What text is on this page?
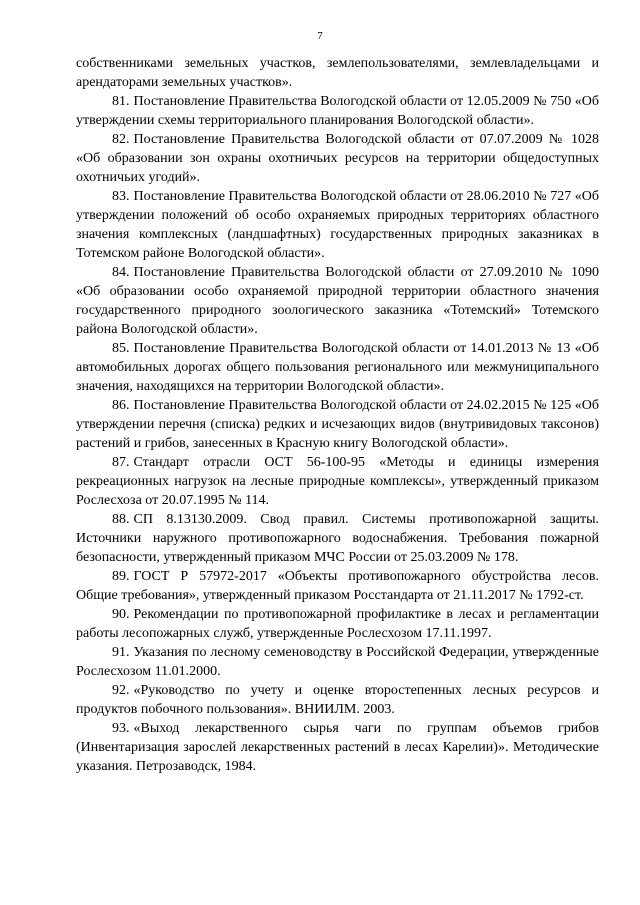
7

собственниками земельных участков, землепользователями, землевладельцами и арендаторами земельных участков».

81. Постановление Правительства Вологодской области от 12.05.2009 № 750 «Об утверждении схемы территориального планирования Вологодской области».

82. Постановление Правительства Вологодской области от 07.07.2009 № 1028 «Об образовании зон охраны охотничьих ресурсов на территории общедоступных охотничьих угодий».

83. Постановление Правительства Вологодской области от 28.06.2010 № 727 «Об утверждении положений об особо охраняемых природных территориях областного значения комплексных (ландшафтных) государственных природных заказниках в Тотемском районе Вологодской области».

84. Постановление Правительства Вологодской области от 27.09.2010 № 1090 «Об образовании особо охраняемой природной территории областного значения государственного природного зоологического заказника «Тотемский» Тотемского района Вологодской области».

85. Постановление Правительства Вологодской области от 14.01.2013 № 13 «Об автомобильных дорогах общего пользования регионального или межмуниципального значения, находящихся на территории Вологодской области».

86. Постановление Правительства Вологодской области от 24.02.2015 № 125 «Об утверждении перечня (списка) редких и исчезающих видов (внутривидовых таксонов) растений и грибов, занесенных в Красную книгу Вологодской области».

87. Стандарт отрасли ОСТ 56-100-95 «Методы и единицы измерения рекреационных нагрузок на лесные природные комплексы», утвержденный приказом Рослесхоза от 20.07.1995 № 114.

88. СП 8.13130.2009. Свод правил. Системы противопожарной защиты. Источники наружного противопожарного водоснабжения. Требования пожарной безопасности, утвержденный приказом МЧС России от 25.03.2009 № 178.

89. ГОСТ Р 57972-2017 «Объекты противопожарного обустройства лесов. Общие требования», утвержденный приказом Росстандарта от 21.11.2017 № 1792-ст.

90. Рекомендации по противопожарной профилактике в лесах и регламентации работы лесопожарных служб, утвержденные Рослесхозом 17.11.1997.

91. Указания по лесному семеноводству в Российской Федерации, утвержденные Рослесхозом 11.01.2000.

92. «Руководство по учету и оценке второстепенных лесных ресурсов и продуктов побочного пользования». ВНИИЛМ. 2003.

93. «Выход лекарственного сырья чаги по группам объемов грибов (Инвентаризация зарослей лекарственных растений в лесах Карелии)». Методические указания. Петрозаводск, 1984.
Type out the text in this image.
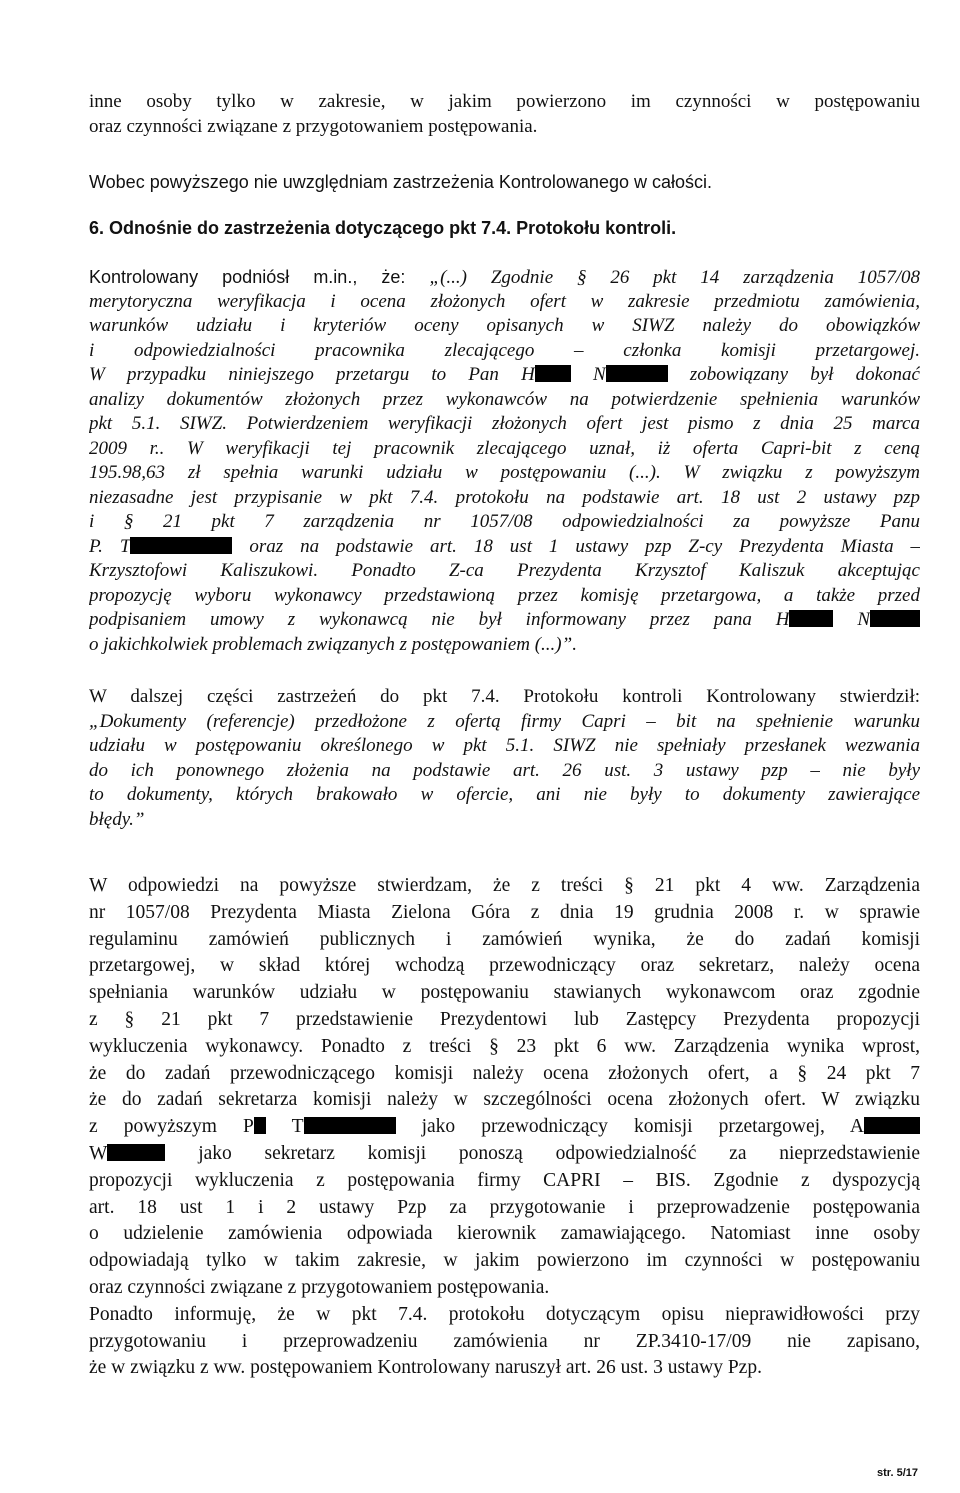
inne osoby tylko w zakresie, w jakim powierzono im czynności w postępowaniu
oraz czynności związane z przygotowaniem postępowania.
Wobec powyższego nie uwzględniam zastrzeżenia Kontrolowanego w całości.
6. Odnośnie do zastrzeżenia dotyczącego pkt 7.4. Protokołu kontroli.
Kontrolowany podniósł m.in., że: „(...) Zgodnie § 26 pkt 14 zarządzenia 1057/08
merytoryczna weryfikacja i ocena złożonych ofert w zakresie przedmiotu zamówienia,
warunków udziału i kryteriów oceny opisanych w SIWZ należy do obowiązków
i odpowiedzialności pracownika zlecającego – członka komisji przetargowej.
W przypadku niniejszego przetargu to Pan H	N	zobowiązany był dokonać
analizy dokumentów złożonych przez wykonawców na potwierdzenie spełnienia warunków
pkt 5.1. SIWZ. Potwierdzeniem weryfikacji złożonych ofert jest pismo z dnia 25 marca
2009 r.. W weryfikacji tej pracownik zlecającego uznał, iż oferta Capri-bit z ceną
195.98,63 zł spełnia warunki udziału w postępowaniu (...). W związku z powyższym
niezasadne jest przypisanie w pkt 7.4. protokołu na podstawie art. 18 ust 2 ustawy pzp
i § 21 pkt 7 zarządzenia nr 1057/08 odpowiedzialności za powyższe Panu
P. T	oraz na podstawie art. 18 ust 1 ustawy pzp Z-cy Prezydenta Miasta –
Krzysztofowi Kaliszukowi. Ponadto Z-ca Prezydenta Krzysztof Kaliszuk akceptując
propozycję wyboru wykonawcy przedstawioną przez komisję przetargowa, a także przed
podpisaniem umowy z wykonawcą nie był informowany przez pana H	N
o jakichkolwiek problemach związanych z postępowaniem (...)”.
W dalszej części zastrzeżeń do pkt 7.4. Protokołu kontroli Kontrolowany stwierdził:
„Dokumenty (referencje) przedłożone z ofertą firmy Capri – bit na spełnienie warunku
udziału w postępowaniu określonego w pkt 5.1. SIWZ nie spełniały przesłanek wezwania
do ich ponownego złożenia na podstawie art. 26 ust. 3 ustawy pzp – nie były
to dokumenty, których brakowało w ofercie, ani nie były to dokumenty zawierające
błędy.”
W odpowiedzi na powyższe stwierdzam, że z treści § 21 pkt 4 ww. Zarządzenia
nr 1057/08 Prezydenta Miasta Zielona Góra z dnia 19 grudnia 2008 r. w sprawie
regulaminu zamówień publicznych i zamówień wynika, że do zadań komisji
przetargowej, w skład której wchodzą przewodniczący oraz sekretarz, należy ocena
spełniania warunków udziału w postępowaniu stawianych wykonawcom oraz zgodnie
z § 21 pkt 7 przedstawienie Prezydentowi lub Zastępcy Prezydenta propozycji
wykluczenia wykonawcy. Ponadto z treści § 23 pkt 6 ww. Zarządzenia wynika wprost,
że do zadań przewodniczącego komisji należy ocena złożonych ofert, a § 24 pkt 7
że do zadań sekretarza komisji należy w szczególności ocena złożonych ofert. W związku
z powyższym P T	jako przewodniczący komisji przetargowej, A
W	jako sekretarz komisji ponoszą odpowiedzialność za nieprzedstawienie
propozycji wykluczenia z postępowania firmy CAPRI – BIS. Zgodnie z dyspozycją
art. 18 ust 1 i 2 ustawy Pzp za przygotowanie i przeprowadzenie postępowania
o udzielenie zamówienia odpowiada kierownik zamawiającego. Natomiast inne osoby
odpowiadają tylko w takim zakresie, w jakim powierzono im czynności w postępowaniu
oraz czynności związane z przygotowaniem postępowania.
Ponadto informuję, że w pkt 7.4. protokołu dotyczącym opisu nieprawidłowości przy
przygotowaniu i przeprowadzeniu zamówienia nr ZP.3410-17/09 nie zapisano,
że w związku z ww. postępowaniem Kontrolowany naruszył art. 26 ust. 3 ustawy Pzp.
str. 5/17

Exercise description: Each record above should be copied character for character, with pictures dropped.

Task answer:
What text is on this page?
7

собственниками земельных участков, землепользователями, землевладельцами и арендаторами земельных участков».

81. Постановление Правительства Вологодской области от 12.05.2009 № 750 «Об утверждении схемы территориального планирования Вологодской области».

82. Постановление Правительства Вологодской области от 07.07.2009 № 1028 «Об образовании зон охраны охотничьих ресурсов на территории общедоступных охотничьих угодий».

83. Постановление Правительства Вологодской области от 28.06.2010 № 727 «Об утверждении положений об особо охраняемых природных территориях областного значения комплексных (ландшафтных) государственных природных заказниках в Тотемском районе Вологодской области».

84. Постановление Правительства Вологодской области от 27.09.2010 № 1090 «Об образовании особо охраняемой природной территории областного значения государственного природного зоологического заказника «Тотемский» Тотемского района Вологодской области».

85. Постановление Правительства Вологодской области от 14.01.2013 № 13 «Об автомобильных дорогах общего пользования регионального или межмуниципального значения, находящихся на территории Вологодской области».

86. Постановление Правительства Вологодской области от 24.02.2015 № 125 «Об утверждении перечня (списка) редких и исчезающих видов (внутривидовых таксонов) растений и грибов, занесенных в Красную книгу Вологодской области».

87. Стандарт отрасли ОСТ 56-100-95 «Методы и единицы измерения рекреационных нагрузок на лесные природные комплексы», утвержденный приказом Рослесхоза от 20.07.1995 № 114.

88. СП 8.13130.2009. Свод правил. Системы противопожарной защиты. Источники наружного противопожарного водоснабжения. Требования пожарной безопасности, утвержденный приказом МЧС России от 25.03.2009 № 178.

89. ГОСТ Р 57972-2017 «Объекты противопожарного обустройства лесов. Общие требования», утвержденный приказом Росстандарта от 21.11.2017 № 1792-ст.

90. Рекомендации по противопожарной профилактике в лесах и регламентации работы лесопожарных служб, утвержденные Рослесхозом 17.11.1997.

91. Указания по лесному семеноводству в Российской Федерации, утвержденные Рослесхозом 11.01.2000.

92. «Руководство по учету и оценке второстепенных лесных ресурсов и продуктов побочного пользования». ВНИИЛМ. 2003.

93. «Выход лекарственного сырья чаги по группам объемов грибов (Инвентаризация зарослей лекарственных растений в лесах Карелии)». Методические указания. Петрозаводск, 1984.
Type out the text in this image.
inne osoby tylko w zakresie, w jakim powierzono im czynności w postępowaniu
oraz czynności związane z przygotowaniem postępowania.
Wobec powyższego nie uwzględniam zastrzeżenia Kontrolowanego w całości.
6. Odnośnie do zastrzeżenia dotyczącego pkt 7.4. Protokołu kontroli.
Kontrolowany podniósł m.in., że: „(...) Zgodnie § 26 pkt 14 zarządzenia 1057/08
merytoryczna weryfikacja i ocena złożonych ofert w zakresie przedmiotu zamówienia,
warunków udziału i kryteriów oceny opisanych w SIWZ należy do obowiązków
i odpowiedzialności pracownika zlecającego – członka komisji przetargowej.
W przypadku niniejszego przetargu to Pan H	N	zobowiązany był dokonać
analizy dokumentów złożonych przez wykonawców na potwierdzenie spełnienia warunków
pkt 5.1. SIWZ. Potwierdzeniem weryfikacji złożonych ofert jest pismo z dnia 25 marca
2009 r.. W weryfikacji tej pracownik zlecającego uznał, iż oferta Capri-bit z ceną
195.98,63 zł spełnia warunki udziału w postępowaniu (...). W związku z powyższym
niezasadne jest przypisanie w pkt 7.4. protokołu na podstawie art. 18 ust 2 ustawy pzp
i § 21 pkt 7 zarządzenia nr 1057/08 odpowiedzialności za powyższe Panu
P. T	oraz na podstawie art. 18 ust 1 ustawy pzp Z-cy Prezydenta Miasta –
Krzysztofowi Kaliszukowi. Ponadto Z-ca Prezydenta Krzysztof Kaliszuk akceptując
propozycję wyboru wykonawcy przedstawioną przez komisję przetargowa, a także przed
podpisaniem umowy z wykonawcą nie był informowany przez pana H	N
o jakichkolwiek problemach związanych z postępowaniem (...)”.
W dalszej części zastrzeżeń do pkt 7.4. Protokołu kontroli Kontrolowany stwierdził:
„Dokumenty (referencje) przedłożone z ofertą firmy Capri – bit na spełnienie warunku
udziału w postępowaniu określonego w pkt 5.1. SIWZ nie spełniały przesłanek wezwania
do ich ponownego złożenia na podstawie art. 26 ust. 3 ustawy pzp – nie były
to dokumenty, których brakowało w ofercie, ani nie były to dokumenty zawierające
błędy.”
W odpowiedzi na powyższe stwierdzam, że z treści § 21 pkt 4 ww. Zarządzenia
nr 1057/08 Prezydenta Miasta Zielona Góra z dnia 19 grudnia 2008 r. w sprawie
regulaminu zamówień publicznych i zamówień wynika, że do zadań komisji
przetargowej, w skład której wchodzą przewodniczący oraz sekretarz, należy ocena
spełniania warunków udziału w postępowaniu stawianych wykonawcom oraz zgodnie
z § 21 pkt 7 przedstawienie Prezydentowi lub Zastępcy Prezydenta propozycji
wykluczenia wykonawcy. Ponadto z treści § 23 pkt 6 ww. Zarządzenia wynika wprost,
że do zadań przewodniczącego komisji należy ocena złożonych ofert, a § 24 pkt 7
że do zadań sekretarza komisji należy w szczególności ocena złożonych ofert. W związku
z powyższym P T	jako przewodniczący komisji przetargowej, A
W	jako sekretarz komisji ponoszą odpowiedzialność za nieprzedstawienie
propozycji wykluczenia z postępowania firmy CAPRI – BIS. Zgodnie z dyspozycją
art. 18 ust 1 i 2 ustawy Pzp za przygotowanie i przeprowadzenie postępowania
o udzielenie zamówienia odpowiada kierownik zamawiającego. Natomiast inne osoby
odpowiadają tylko w takim zakresie, w jakim powierzono im czynności w postępowaniu
oraz czynności związane z przygotowaniem postępowania.
Ponadto informuję, że w pkt 7.4. protokołu dotyczącym opisu nieprawidłowości przy
przygotowaniu i przeprowadzeniu zamówienia nr ZP.3410-17/09 nie zapisano,
że w związku z ww. postępowaniem Kontrolowany naruszył art. 26 ust. 3 ustawy Pzp.
str. 5/17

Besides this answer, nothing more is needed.